======== Data excerpts

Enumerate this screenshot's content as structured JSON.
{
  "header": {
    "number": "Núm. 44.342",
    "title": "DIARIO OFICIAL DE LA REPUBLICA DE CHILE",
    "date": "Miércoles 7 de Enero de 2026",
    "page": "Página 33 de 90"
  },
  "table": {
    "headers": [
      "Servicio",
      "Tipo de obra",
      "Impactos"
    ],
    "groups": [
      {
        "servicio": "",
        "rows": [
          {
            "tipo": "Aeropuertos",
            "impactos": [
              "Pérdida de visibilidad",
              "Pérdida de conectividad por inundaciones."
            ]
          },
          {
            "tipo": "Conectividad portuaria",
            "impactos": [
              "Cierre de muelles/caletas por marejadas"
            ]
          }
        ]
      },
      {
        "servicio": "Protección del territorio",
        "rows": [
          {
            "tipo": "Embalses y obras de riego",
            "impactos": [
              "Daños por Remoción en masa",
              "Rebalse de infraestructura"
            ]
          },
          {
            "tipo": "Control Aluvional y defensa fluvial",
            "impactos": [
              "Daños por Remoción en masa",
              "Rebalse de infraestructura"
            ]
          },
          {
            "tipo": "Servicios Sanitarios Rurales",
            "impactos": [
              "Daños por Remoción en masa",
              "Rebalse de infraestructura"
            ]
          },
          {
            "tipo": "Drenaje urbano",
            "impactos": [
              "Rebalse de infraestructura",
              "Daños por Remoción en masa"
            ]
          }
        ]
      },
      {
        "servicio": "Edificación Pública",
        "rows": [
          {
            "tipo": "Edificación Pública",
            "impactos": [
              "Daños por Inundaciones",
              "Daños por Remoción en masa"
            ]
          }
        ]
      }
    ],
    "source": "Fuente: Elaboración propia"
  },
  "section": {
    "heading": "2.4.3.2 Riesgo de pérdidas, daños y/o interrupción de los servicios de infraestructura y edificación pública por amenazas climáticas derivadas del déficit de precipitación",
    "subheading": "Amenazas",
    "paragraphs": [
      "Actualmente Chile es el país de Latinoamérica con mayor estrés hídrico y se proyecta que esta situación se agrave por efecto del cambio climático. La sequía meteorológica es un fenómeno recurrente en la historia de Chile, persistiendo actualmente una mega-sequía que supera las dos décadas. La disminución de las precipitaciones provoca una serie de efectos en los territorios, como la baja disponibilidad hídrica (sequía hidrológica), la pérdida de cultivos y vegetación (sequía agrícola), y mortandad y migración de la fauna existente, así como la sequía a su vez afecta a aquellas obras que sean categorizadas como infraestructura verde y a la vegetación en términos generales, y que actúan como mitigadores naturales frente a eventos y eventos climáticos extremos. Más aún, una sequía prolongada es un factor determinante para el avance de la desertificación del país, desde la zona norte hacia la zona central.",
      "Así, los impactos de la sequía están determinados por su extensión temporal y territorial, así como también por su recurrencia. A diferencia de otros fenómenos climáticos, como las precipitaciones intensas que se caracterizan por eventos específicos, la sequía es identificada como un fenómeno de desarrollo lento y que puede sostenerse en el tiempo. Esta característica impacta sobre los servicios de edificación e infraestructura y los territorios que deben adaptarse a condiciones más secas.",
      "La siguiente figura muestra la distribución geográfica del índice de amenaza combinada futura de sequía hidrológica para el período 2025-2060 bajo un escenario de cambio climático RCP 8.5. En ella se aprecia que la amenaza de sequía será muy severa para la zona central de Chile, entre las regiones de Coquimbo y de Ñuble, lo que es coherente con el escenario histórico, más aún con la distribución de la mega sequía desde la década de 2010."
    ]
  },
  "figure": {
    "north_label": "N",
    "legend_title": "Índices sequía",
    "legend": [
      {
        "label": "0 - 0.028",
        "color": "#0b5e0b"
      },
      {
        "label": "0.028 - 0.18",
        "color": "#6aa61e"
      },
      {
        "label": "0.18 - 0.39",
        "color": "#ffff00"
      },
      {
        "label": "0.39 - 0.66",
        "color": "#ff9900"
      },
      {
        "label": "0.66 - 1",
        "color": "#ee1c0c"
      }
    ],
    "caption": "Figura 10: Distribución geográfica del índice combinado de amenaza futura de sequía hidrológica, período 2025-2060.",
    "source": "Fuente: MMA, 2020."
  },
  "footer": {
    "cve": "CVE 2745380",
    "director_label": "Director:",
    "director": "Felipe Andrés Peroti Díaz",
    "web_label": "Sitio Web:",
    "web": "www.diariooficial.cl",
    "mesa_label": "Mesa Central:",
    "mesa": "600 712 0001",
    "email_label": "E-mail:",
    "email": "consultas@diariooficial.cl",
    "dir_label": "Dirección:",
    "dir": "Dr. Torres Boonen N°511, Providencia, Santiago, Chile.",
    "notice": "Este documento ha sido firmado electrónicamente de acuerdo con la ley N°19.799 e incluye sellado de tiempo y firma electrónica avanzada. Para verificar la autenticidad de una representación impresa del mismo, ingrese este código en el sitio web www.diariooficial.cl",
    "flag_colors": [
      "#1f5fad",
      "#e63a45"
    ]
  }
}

================

(Problem description):
Output the data above exactly, please, line for line.

(Solution to the problem):
Enumerate this screenshot's content as structured JSON.
{
  "header": {
    "number": "Núm. 44.342",
    "title": "DIARIO OFICIAL DE LA REPUBLICA DE CHILE",
    "date": "Miércoles 7 de Enero de 2026",
    "page": "Página 33 de 90"
  },
  "table": {
    "headers": [
      "Servicio",
      "Tipo de obra",
      "Impactos"
    ],
    "groups": [
      {
        "servicio": "",
        "rows": [
          {
            "tipo": "Aeropuertos",
            "impactos": [
              "Pérdida de visibilidad",
              "Pérdida de conectividad por inundaciones."
            ]
          },
          {
            "tipo": "Conectividad portuaria",
            "impactos": [
              "Cierre de muelles/caletas por marejadas"
            ]
          }
        ]
      },
      {
        "servicio": "Protección del territorio",
        "rows": [
          {
            "tipo": "Embalses y obras de riego",
            "impactos": [
              "Daños por Remoción en masa",
              "Rebalse de infraestructura"
            ]
          },
          {
            "tipo": "Control Aluvional y defensa fluvial",
            "impactos": [
              "Daños por Remoción en masa",
              "Rebalse de infraestructura"
            ]
          },
          {
            "tipo": "Servicios Sanitarios Rurales",
            "impactos": [
              "Daños por Remoción en masa",
              "Rebalse de infraestructura"
            ]
          },
          {
            "tipo": "Drenaje urbano",
            "impactos": [
              "Rebalse de infraestructura",
              "Daños por Remoción en masa"
            ]
          }
        ]
      },
      {
        "servicio": "Edificación Pública",
        "rows": [
          {
            "tipo": "Edificación Pública",
            "impactos": [
              "Daños por Inundaciones",
              "Daños por Remoción en masa"
            ]
          }
        ]
      }
    ],
    "source": "Fuente: Elaboración propia"
  },
  "section": {
    "heading": "2.4.3.2 Riesgo de pérdidas, daños y/o interrupción de los servicios de infraestructura y edificación pública por amenazas climáticas derivadas del déficit de precipitación",
    "subheading": "Amenazas",
    "paragraphs": [
      "Actualmente Chile es el país de Latinoamérica con mayor estrés hídrico y se proyecta que esta situación se agrave por efecto del cambio climático. La sequía meteorológica es un fenómeno recurrente en la historia de Chile, persistiendo actualmente una mega-sequía que supera las dos décadas. La disminución de las precipitaciones provoca una serie de efectos en los territorios, como la baja disponibilidad hídrica (sequía hidrológica), la pérdida de cultivos y vegetación (sequía agrícola), y mortandad y migración de la fauna existente, así como la sequía a su vez afecta a aquellas obras que sean categorizadas como infraestructura verde y a la vegetación en términos generales, y que actúan como mitigadores naturales frente a eventos y eventos climáticos extremos. Más aún, una sequía prolongada es un factor determinante para el avance de la desertificación del país, desde la zona norte hacia la zona central.",
      "Así, los impactos de la sequía están determinados por su extensión temporal y territorial, así como también por su recurrencia. A diferencia de otros fenómenos climáticos, como las precipitaciones intensas que se caracterizan por eventos específicos, la sequía es identificada como un fenómeno de desarrollo lento y que puede sostenerse en el tiempo. Esta característica impacta sobre los servicios de edificación e infraestructura y los territorios que deben adaptarse a condiciones más secas.",
      "La siguiente figura muestra la distribución geográfica del índice de amenaza combinada futura de sequía hidrológica para el período 2025-2060 bajo un escenario de cambio climático RCP 8.5. En ella se aprecia que la amenaza de sequía será muy severa para la zona central de Chile, entre las regiones de Coquimbo y de Ñuble, lo que es coherente con el escenario histórico, más aún con la distribución de la mega sequía desde la década de 2010."
    ]
  },
  "figure": {
    "north_label": "N",
    "legend_title": "Índices sequía",
    "legend": [
      {
        "label": "0 - 0.028",
        "color": "#0b5e0b"
      },
      {
        "label": "0.028 - 0.18",
        "color": "#6aa61e"
      },
      {
        "label": "0.18 - 0.39",
        "color": "#ffff00"
      },
      {
        "label": "0.39 - 0.66",
        "color": "#ff9900"
      },
      {
        "label": "0.66 - 1",
        "color": "#ee1c0c"
      }
    ],
    "caption": "Figura 10: Distribución geográfica del índice combinado de amenaza futura de sequía hidrológica, período 2025-2060.",
    "source": "Fuente: MMA, 2020."
  },
  "footer": {
    "cve": "CVE 2745380",
    "director_label": "Director:",
    "director": "Felipe Andrés Peroti Díaz",
    "web_label": "Sitio Web:",
    "web": "www.diariooficial.cl",
    "mesa_label": "Mesa Central:",
    "mesa": "600 712 0001",
    "email_label": "E-mail:",
    "email": "consultas@diariooficial.cl",
    "dir_label": "Dirección:",
    "dir": "Dr. Torres Boonen N°511, Providencia, Santiago, Chile.",
    "notice": "Este documento ha sido firmado electrónicamente de acuerdo con la ley N°19.799 e incluye sellado de tiempo y firma electrónica avanzada. Para verificar la autenticidad de una representación impresa del mismo, ingrese este código en el sitio web www.diariooficial.cl",
    "flag_colors": [
      "#1f5fad",
      "#e63a45"
    ]
  }
}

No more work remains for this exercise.